## Exercise requirements:
Copy each line that contains the string "States", taking them from the material.

[[ Data, beginning ]]

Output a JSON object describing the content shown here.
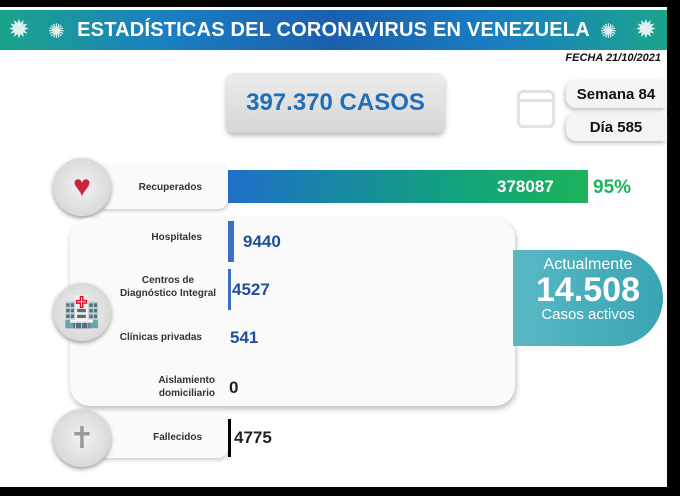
{
  "header": {
    "title": "ESTADÍSTICAS DEL CORONAVIRUS EN VENEZUELA",
    "date": "FECHA 21/10/2021"
  },
  "total_cases": "397.370 CASOS",
  "week": "Semana 84",
  "day": "Día 585",
  "recovered": {
    "label": "Recuperados",
    "value": "378087",
    "percent": "95%",
    "fraction": 0.95
  },
  "active_breakdown": [
    {
      "label": "Hospitales",
      "value": "9440"
    },
    {
      "label": "Centros de Diagnóstico Integral",
      "value": "4527"
    },
    {
      "label": "Clínicas privadas",
      "value": "541"
    },
    {
      "label": "Aislamiento domiciliario",
      "value": "0"
    }
  ],
  "deaths": {
    "label": "Fallecidos",
    "value": "4775"
  },
  "active": {
    "title": "Actualmente",
    "value": "14.508",
    "subtitle": "Casos activos"
  },
  "colors": {
    "blue": "#1f6fb8",
    "green": "#1db35a",
    "teal": "#3aa4b3"
  }
}
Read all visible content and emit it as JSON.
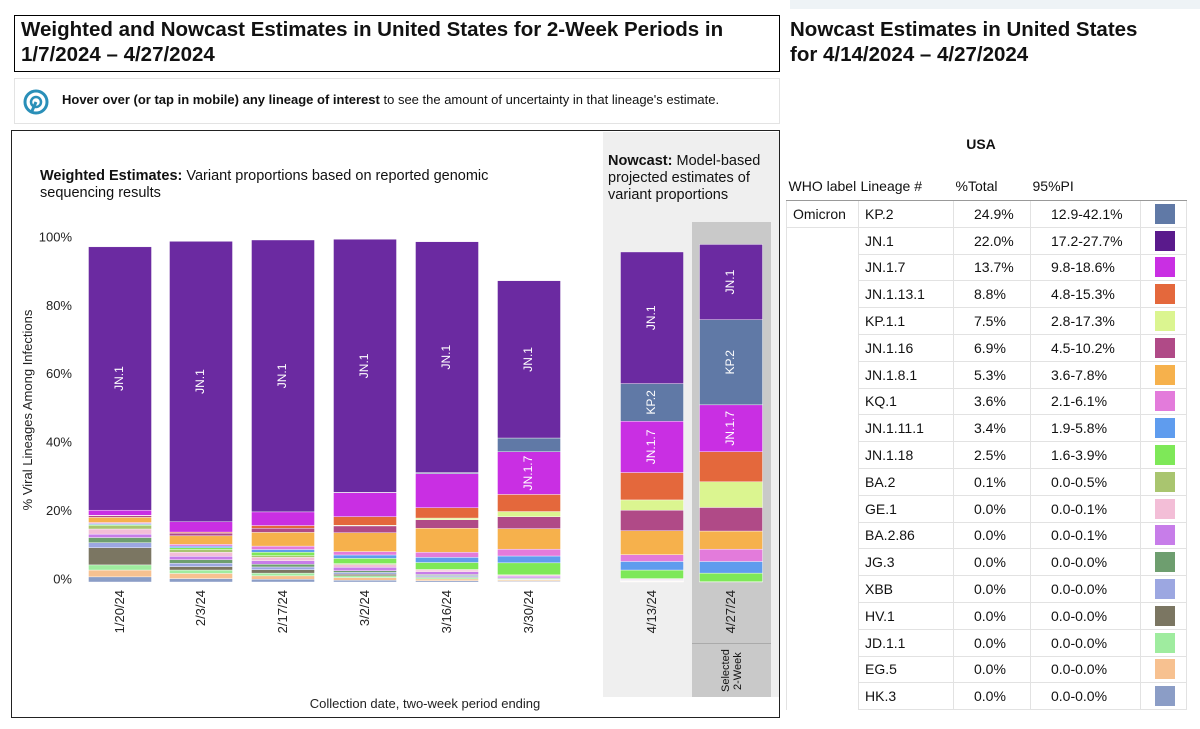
{
  "header": {
    "title": "Weighted and Nowcast Estimates in United States for 2-Week Periods in 1/7/2024 – 4/27/2024",
    "side_title": "Nowcast Estimates in United States for 4/14/2024 – 4/27/2024"
  },
  "info": {
    "bold": "Hover over (or tap in mobile) any lineage of interest",
    "rest": "to see the amount of uncertainty in that lineage's estimate."
  },
  "chart_data": {
    "type": "bar",
    "stacked": true,
    "weighted_title": "Weighted Estimates:",
    "weighted_subtitle": "Variant proportions based on reported genomic sequencing results",
    "nowcast_title": "Nowcast:",
    "nowcast_subtitle": "Model-based projected estimates of variant proportions",
    "selected_label": "Selected 2-Week",
    "ylabel": "% Viral Lineages Among Infections",
    "xlabel": "Collection date, two-week period ending",
    "categories": [
      "1/20/24",
      "2/3/24",
      "2/17/24",
      "3/2/24",
      "3/16/24",
      "3/30/24",
      "4/13/24",
      "4/27/24"
    ],
    "ylim": [
      0,
      100
    ],
    "yticks": [
      {
        "value": 0,
        "label": "0%"
      },
      {
        "value": 20,
        "label": "20%"
      },
      {
        "value": 40,
        "label": "40%"
      },
      {
        "value": 60,
        "label": "60%"
      },
      {
        "value": 80,
        "label": "80%"
      },
      {
        "value": 100,
        "label": "100%"
      }
    ],
    "series": [
      {
        "name": "JN.1",
        "color": "#6b2aa1",
        "values": [
          77,
          82,
          79.5,
          74,
          67.5,
          46,
          38.5,
          22.0
        ]
      },
      {
        "name": "KP.2",
        "color": "#6079a6",
        "values": [
          0,
          0,
          0,
          0.1,
          0.3,
          4,
          11,
          24.9
        ]
      },
      {
        "name": "JN.1.7",
        "color": "#c92fe3",
        "values": [
          1.5,
          3,
          4,
          7,
          10,
          12.5,
          15,
          13.7
        ]
      },
      {
        "name": "JN.1.13.1",
        "color": "#e4683c",
        "values": [
          0.1,
          0.3,
          0.8,
          2.5,
          3,
          5,
          8,
          8.8
        ]
      },
      {
        "name": "KP.1.1",
        "color": "#dbf590",
        "values": [
          0,
          0,
          0,
          0.2,
          0.5,
          1.5,
          3,
          7.5
        ]
      },
      {
        "name": "JN.1.16",
        "color": "#b04a87",
        "values": [
          0.5,
          0.8,
          1.2,
          2,
          2.5,
          3.5,
          6,
          6.9
        ]
      },
      {
        "name": "JN.1.8.1",
        "color": "#f6b14c",
        "values": [
          1.5,
          2.5,
          4,
          5.5,
          7,
          6,
          7,
          5.3
        ]
      },
      {
        "name": "KQ.1",
        "color": "#e37bdb",
        "values": [
          0.3,
          0.5,
          1,
          1,
          1.5,
          2,
          2,
          3.6
        ]
      },
      {
        "name": "JN.1.11.1",
        "color": "#5f9cee",
        "values": [
          0.3,
          0.5,
          0.8,
          1,
          1.5,
          2,
          2.5,
          3.4
        ]
      },
      {
        "name": "JN.1.18",
        "color": "#7ee858",
        "values": [
          0.3,
          0.5,
          1,
          1.5,
          2,
          3.5,
          2.5,
          2.5
        ]
      },
      {
        "name": "BA.2",
        "color": "#a9c56f",
        "values": [
          1,
          0.8,
          0.5,
          0.3,
          0.2,
          0.1,
          0.1,
          0.1
        ]
      },
      {
        "name": "GE.1",
        "color": "#f3bed7",
        "values": [
          1.5,
          1.2,
          1,
          0.8,
          0.5,
          0.3,
          0.2,
          0
        ]
      },
      {
        "name": "BA.2.86",
        "color": "#c77de9",
        "values": [
          1,
          1,
          1,
          1,
          0.8,
          0.5,
          0.2,
          0
        ]
      },
      {
        "name": "JG.3",
        "color": "#6e9e6f",
        "values": [
          1.5,
          1,
          0.8,
          0.5,
          0.3,
          0.2,
          0.1,
          0
        ]
      },
      {
        "name": "XBB",
        "color": "#9ca7e1",
        "values": [
          1.5,
          1,
          0.8,
          0.5,
          0.4,
          0.2,
          0.1,
          0
        ]
      },
      {
        "name": "HV.1",
        "color": "#7b7662",
        "values": [
          5,
          1,
          1,
          0.5,
          0.2,
          0.1,
          0,
          0
        ]
      },
      {
        "name": "JD.1.1",
        "color": "#9fec9f",
        "values": [
          1.5,
          1,
          0.8,
          0.5,
          0.4,
          0.2,
          0.1,
          0
        ]
      },
      {
        "name": "EG.5",
        "color": "#f7c190",
        "values": [
          2,
          1.5,
          1,
          0.8,
          0.5,
          0.3,
          0.1,
          0
        ]
      },
      {
        "name": "HK.3",
        "color": "#8b9dc6",
        "values": [
          1.5,
          1,
          0.8,
          0.5,
          0.4,
          0.2,
          0.1,
          0
        ]
      }
    ]
  },
  "table": {
    "region": "USA",
    "columns": [
      "WHO label",
      "Lineage #",
      "%Total",
      "95%PI"
    ],
    "rows": [
      {
        "who": "Omicron",
        "lineage": "KP.2",
        "total": "24.9%",
        "pi": "12.9-42.1%",
        "color": "#6079a6"
      },
      {
        "lineage": "JN.1",
        "total": "22.0%",
        "pi": "17.2-27.7%",
        "color": "#5a1a8c"
      },
      {
        "lineage": "JN.1.7",
        "total": "13.7%",
        "pi": "9.8-18.6%",
        "color": "#c92fe3"
      },
      {
        "lineage": "JN.1.13.1",
        "total": "8.8%",
        "pi": "4.8-15.3%",
        "color": "#e4683c"
      },
      {
        "lineage": "KP.1.1",
        "total": "7.5%",
        "pi": "2.8-17.3%",
        "color": "#dbf590"
      },
      {
        "lineage": "JN.1.16",
        "total": "6.9%",
        "pi": "4.5-10.2%",
        "color": "#b04a87"
      },
      {
        "lineage": "JN.1.8.1",
        "total": "5.3%",
        "pi": "3.6-7.8%",
        "color": "#f6b14c"
      },
      {
        "lineage": "KQ.1",
        "total": "3.6%",
        "pi": "2.1-6.1%",
        "color": "#e37bdb"
      },
      {
        "lineage": "JN.1.11.1",
        "total": "3.4%",
        "pi": "1.9-5.8%",
        "color": "#5f9cee"
      },
      {
        "lineage": "JN.1.18",
        "total": "2.5%",
        "pi": "1.6-3.9%",
        "color": "#7ee858"
      },
      {
        "lineage": "BA.2",
        "total": "0.1%",
        "pi": "0.0-0.5%",
        "color": "#a9c56f"
      },
      {
        "lineage": "GE.1",
        "total": "0.0%",
        "pi": "0.0-0.1%",
        "color": "#f3bed7"
      },
      {
        "lineage": "BA.2.86",
        "total": "0.0%",
        "pi": "0.0-0.1%",
        "color": "#c77de9"
      },
      {
        "lineage": "JG.3",
        "total": "0.0%",
        "pi": "0.0-0.0%",
        "color": "#6e9e6f"
      },
      {
        "lineage": "XBB",
        "total": "0.0%",
        "pi": "0.0-0.0%",
        "color": "#9ca7e1"
      },
      {
        "lineage": "HV.1",
        "total": "0.0%",
        "pi": "0.0-0.0%",
        "color": "#7b7662"
      },
      {
        "lineage": "JD.1.1",
        "total": "0.0%",
        "pi": "0.0-0.0%",
        "color": "#9fec9f"
      },
      {
        "lineage": "EG.5",
        "total": "0.0%",
        "pi": "0.0-0.0%",
        "color": "#f7c190"
      },
      {
        "lineage": "HK.3",
        "total": "0.0%",
        "pi": "0.0-0.0%",
        "color": "#8b9dc6"
      }
    ]
  }
}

[[ Data, end ]]

## Exercise solution:
    "title": "Weighted and Nowcast Estimates in United States for 2-Week Periods in 1/7/2024 – 4/27/2024",
    "side_title": "Nowcast Estimates in United States for 4/14/2024 – 4/27/2024"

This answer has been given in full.